Nevertheless, the news media quoted information gleaned from Hameroff/Penrose papers, but the news media simply invented the false claim that consciousness has been proven to be quantum-based.

"Consciousness implies awareness: subjective, phenomenal experience of internal and external worlds. Consciousness also implies a sense of self, feelings, choice, control of voluntary behavior, memory, thought, language, and (e.g. when we close our eyes, or meditate) internally-generated images and geometric patterns. But what consciousness actually is remains unknown. Our views of reality, of the universe, of ourselves depend on consciousness. Consciousness defines our existence."

The Orch OR paper lumps all forms of mental activity into one bucket and then gives it the name of consciousness. A tire is a car, a fender is a car, a transmission is a car, a driver is a car… not. Neither are all the many different forms of mental actions the one and only form of consciousness. The paper does not delve into the differences between memories and reasoning, nor the differences between "I" awareness and subconscious activity, and the paper very clearly states that consciousness remains an unknown. The Hameroff/Penrose data is interesting, it has value to be used as a general guide for further research and musing, and the data is a very tiny yet huge step forward from the archaic belief of binary thought processing, but in no stretch of a researcher's imagination can it be believed that the Hameroff/Penrose data explains the mechanism for a thing that is still unknown. If logic, memories, and self-awareness were indeed the effect of quantum-level wavefunctions then the next question is to ask what the source is that creates quantum waves randomly. Don't know? The "randomly" word should be the first clue that nobody else knows either ('random' is a mathematical term that generally ought to be given the dictionary definition of 'no clue'). If a thing is an unknown then you can't explain how it works! Using an unknown to describe another unknown to be the origin of yet another unknown… geesh, that is so western philosophy-like.

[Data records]
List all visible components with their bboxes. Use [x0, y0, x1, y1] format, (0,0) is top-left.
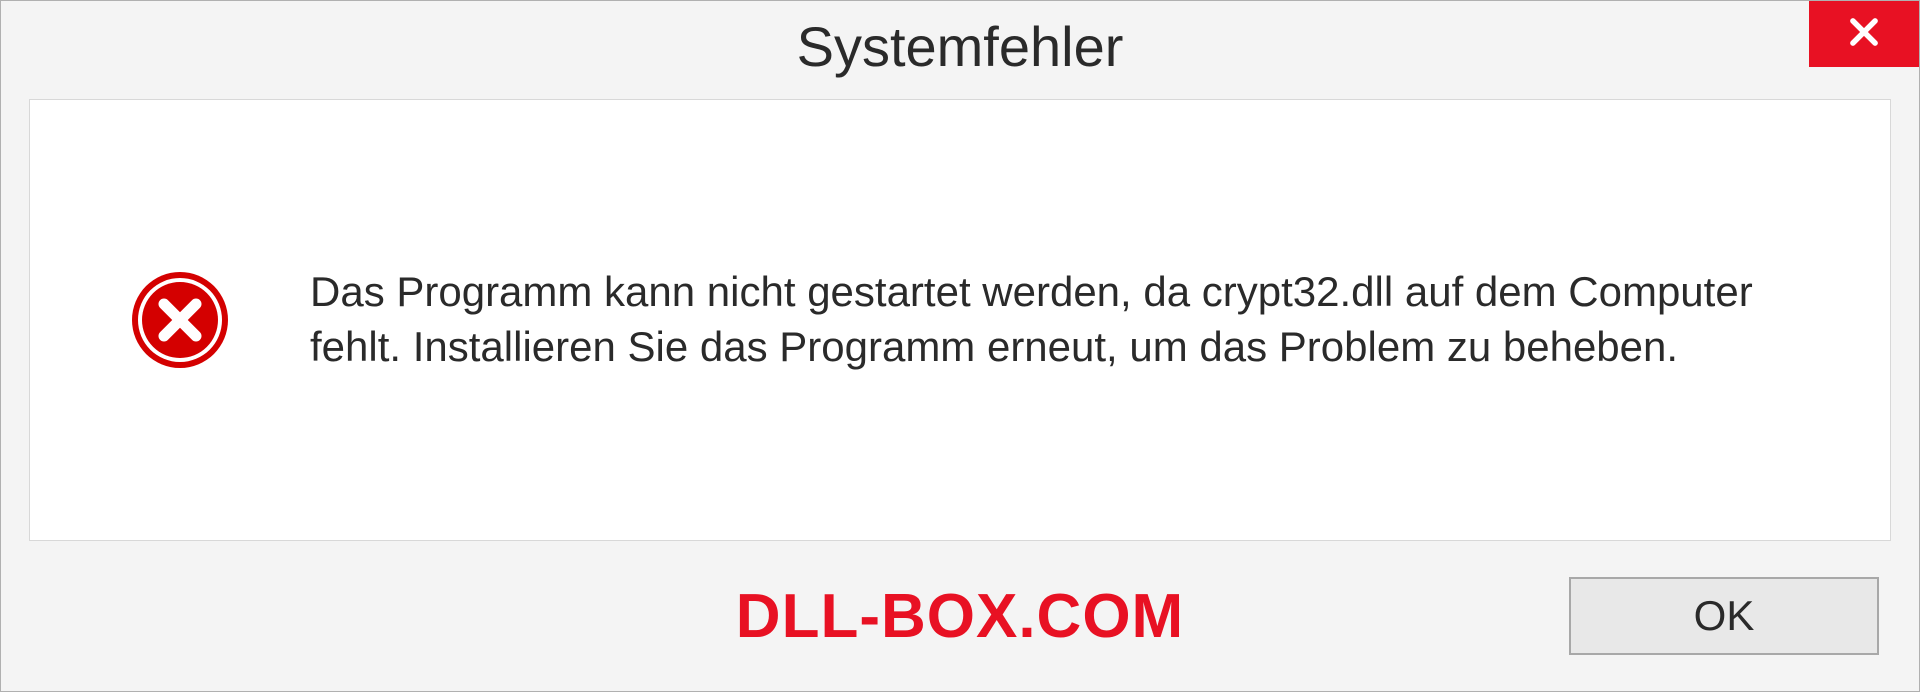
close-icon — [1845, 13, 1883, 56]
close-button[interactable] — [1809, 1, 1919, 67]
error-message: Das Programm kann nicht gestartet werden… — [310, 265, 1810, 374]
ok-button[interactable]: OK — [1569, 577, 1879, 655]
dialog-title: Systemfehler — [797, 14, 1124, 79]
dialog-footer: DLL-BOX.COM OK — [1, 541, 1919, 691]
watermark-text: DLL-BOX.COM — [736, 581, 1184, 652]
title-bar: Systemfehler — [1, 1, 1919, 91]
error-icon — [130, 270, 230, 370]
content-area: Das Programm kann nicht gestartet werden… — [29, 99, 1891, 541]
error-dialog: Systemfehler Das Programm kann nicht ges… — [0, 0, 1920, 692]
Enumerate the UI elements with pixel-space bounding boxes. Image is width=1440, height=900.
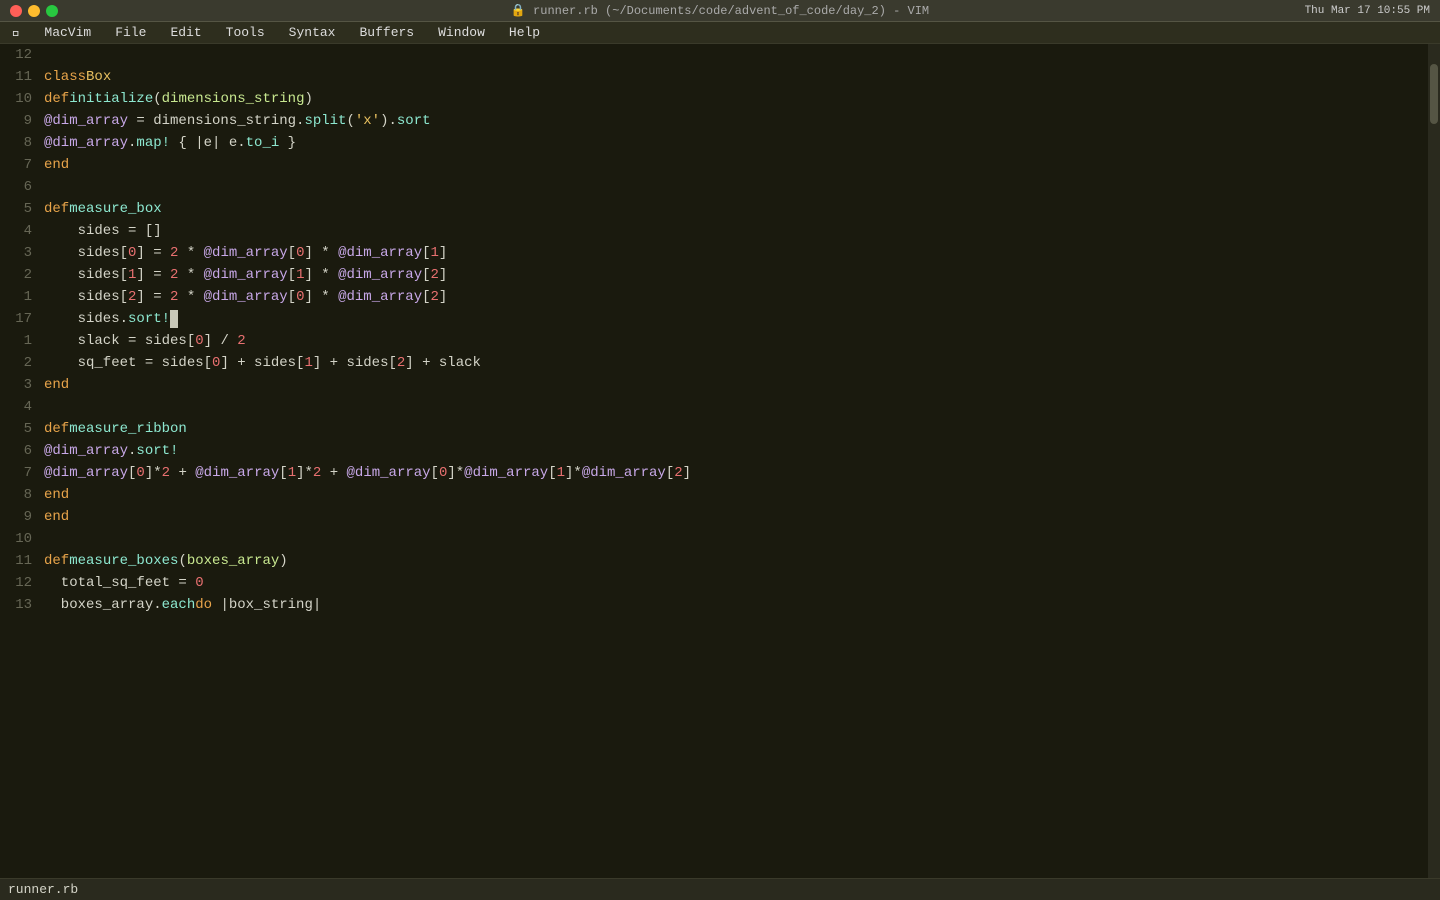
code-line: sides.sort!	[44, 308, 1428, 330]
line-number: 1	[0, 330, 32, 352]
line-numbers: 1211109876543211712345678910111213	[0, 44, 40, 878]
close-button[interactable]	[10, 5, 22, 17]
time-display: Thu Mar 17 10:55 PM	[1305, 5, 1430, 17]
code-line: end	[44, 484, 1428, 506]
code-line	[44, 396, 1428, 418]
line-number: 8	[0, 484, 32, 506]
code-line: @dim_array.sort!	[44, 440, 1428, 462]
line-number: 12	[0, 572, 32, 594]
code-line: @dim_array[0]*2 + @dim_array[1]*2 + @dim…	[44, 462, 1428, 484]
line-number: 6	[0, 440, 32, 462]
code-line: sides[1] = 2 * @dim_array[1] * @dim_arra…	[44, 264, 1428, 286]
line-number: 4	[0, 220, 32, 242]
code-line: def measure_box	[44, 198, 1428, 220]
status-bar: runner.rb	[0, 878, 1440, 900]
code-line: class Box	[44, 66, 1428, 88]
tools-menu[interactable]: Tools	[222, 25, 269, 40]
menu-bar:  MacVim File Edit Tools Syntax Buffers …	[0, 22, 1440, 44]
apple-menu[interactable]: 	[8, 25, 24, 41]
line-number: 5	[0, 198, 32, 220]
code-editor[interactable]: class Box def initialize(dimensions_stri…	[40, 44, 1428, 878]
code-line: boxes_array.each do |box_string|	[44, 594, 1428, 616]
status-filename: runner.rb	[8, 882, 78, 897]
code-line: def measure_ribbon	[44, 418, 1428, 440]
code-line: sides[2] = 2 * @dim_array[0] * @dim_arra…	[44, 286, 1428, 308]
line-number: 6	[0, 176, 32, 198]
code-line: total_sq_feet = 0	[44, 572, 1428, 594]
scrollbar[interactable]	[1428, 44, 1440, 878]
help-menu[interactable]: Help	[505, 25, 544, 40]
line-number: 17	[0, 308, 32, 330]
line-number: 9	[0, 110, 32, 132]
line-number: 2	[0, 352, 32, 374]
line-number: 7	[0, 462, 32, 484]
code-line: end	[44, 374, 1428, 396]
code-line: end	[44, 506, 1428, 528]
line-number: 13	[0, 594, 32, 616]
line-number: 11	[0, 66, 32, 88]
line-number: 8	[0, 132, 32, 154]
line-number: 10	[0, 88, 32, 110]
window-title: 🔒 runner.rb (~/Documents/code/advent_of_…	[511, 3, 929, 18]
code-line: def measure_boxes(boxes_array)	[44, 550, 1428, 572]
line-number: 10	[0, 528, 32, 550]
buffers-menu[interactable]: Buffers	[355, 25, 418, 40]
maximize-button[interactable]	[46, 5, 58, 17]
code-line: sides[0] = 2 * @dim_array[0] * @dim_arra…	[44, 242, 1428, 264]
code-line: sides = []	[44, 220, 1428, 242]
code-line	[44, 528, 1428, 550]
code-line	[44, 176, 1428, 198]
window-menu[interactable]: Window	[434, 25, 489, 40]
traffic-lights[interactable]	[10, 5, 58, 17]
scrollbar-thumb[interactable]	[1430, 64, 1438, 124]
titlebar: 🔒 runner.rb (~/Documents/code/advent_of_…	[0, 0, 1440, 22]
line-number: 12	[0, 44, 32, 66]
code-line: end	[44, 154, 1428, 176]
line-number: 5	[0, 418, 32, 440]
line-number: 9	[0, 506, 32, 528]
code-line: @dim_array.map! { |e| e.to_i }	[44, 132, 1428, 154]
code-line: def initialize(dimensions_string)	[44, 88, 1428, 110]
line-number: 3	[0, 374, 32, 396]
code-line: sq_feet = sides[0] + sides[1] + sides[2]…	[44, 352, 1428, 374]
macvim-menu[interactable]: MacVim	[40, 25, 95, 40]
line-number: 3	[0, 242, 32, 264]
code-line: slack = sides[0] / 2	[44, 330, 1428, 352]
line-number: 11	[0, 550, 32, 572]
syntax-menu[interactable]: Syntax	[285, 25, 340, 40]
code-line	[44, 44, 1428, 66]
line-number: 1	[0, 286, 32, 308]
line-number: 4	[0, 396, 32, 418]
minimize-button[interactable]	[28, 5, 40, 17]
code-line: @dim_array = dimensions_string.split('x'…	[44, 110, 1428, 132]
editor-area: 1211109876543211712345678910111213 class…	[0, 44, 1440, 878]
line-number: 7	[0, 154, 32, 176]
edit-menu[interactable]: Edit	[166, 25, 205, 40]
file-menu[interactable]: File	[111, 25, 150, 40]
system-info: Thu Mar 17 10:55 PM	[1305, 5, 1430, 17]
line-number: 2	[0, 264, 32, 286]
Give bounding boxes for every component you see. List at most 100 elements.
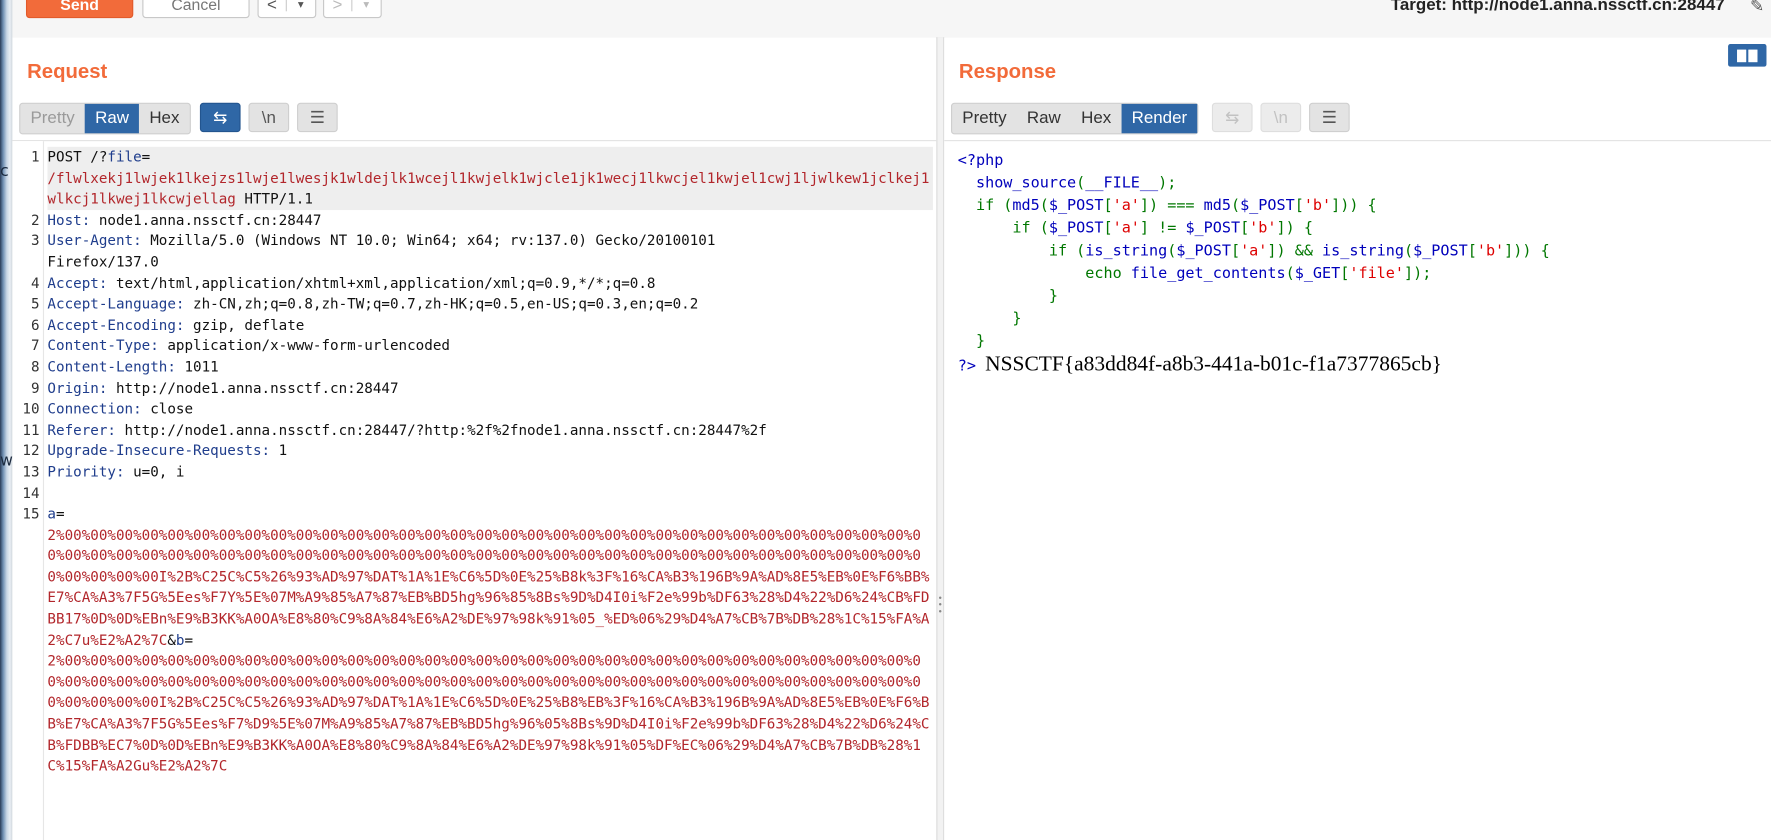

Required actions:
(a) In the passage about the Orch OR consciousness paper:
(i) What false claim did the news media invent?
(ii) According to the quoted description, what about consciousness remains unknown?
(iii) What dictionary definition does the writer say the word "random" ought to be given?
(b) Can you write the next part of the passage about the Orch OR consciousness paper, picking up after its final sentence?

Answers to the tasks:
(a)
(i) That consciousness has been proven to be quantum-based.
(ii) What consciousness actually is.
(iii) 'No clue'.

(b)
The news media simply ignored the obvious while inventing the claim that the Hameroff/Penrose paper explains the origins and natures of consciousness.

"If I ask you what b-o-w spells you can't tell me unless you know which b-o-w I mean, and it is the same with r-o-w, b-o-r-e, and the whole family of words which were born out of lawful wedlock and don't know their own origin. …Now, if we had an alphabet that was adequate and competent, instead of inadequate and incompetent, things would be different. Spelling reform has only made it bald-headed and unsightly. There is the whole tribe of them, "row" and "read" and "lead" — a whole family who don't know who they are. I ask you to pronounce s-o-w, and you ask me what kind of a one." (The Alphabet and Simplified Spelling by Mark Twain, 1907)

What kind of consciousness is the news media speaking of? They don't know either. First clarify with tremendous details and verbs — sans nouns — what consciousness implies, and then and only then begin investigating the origins.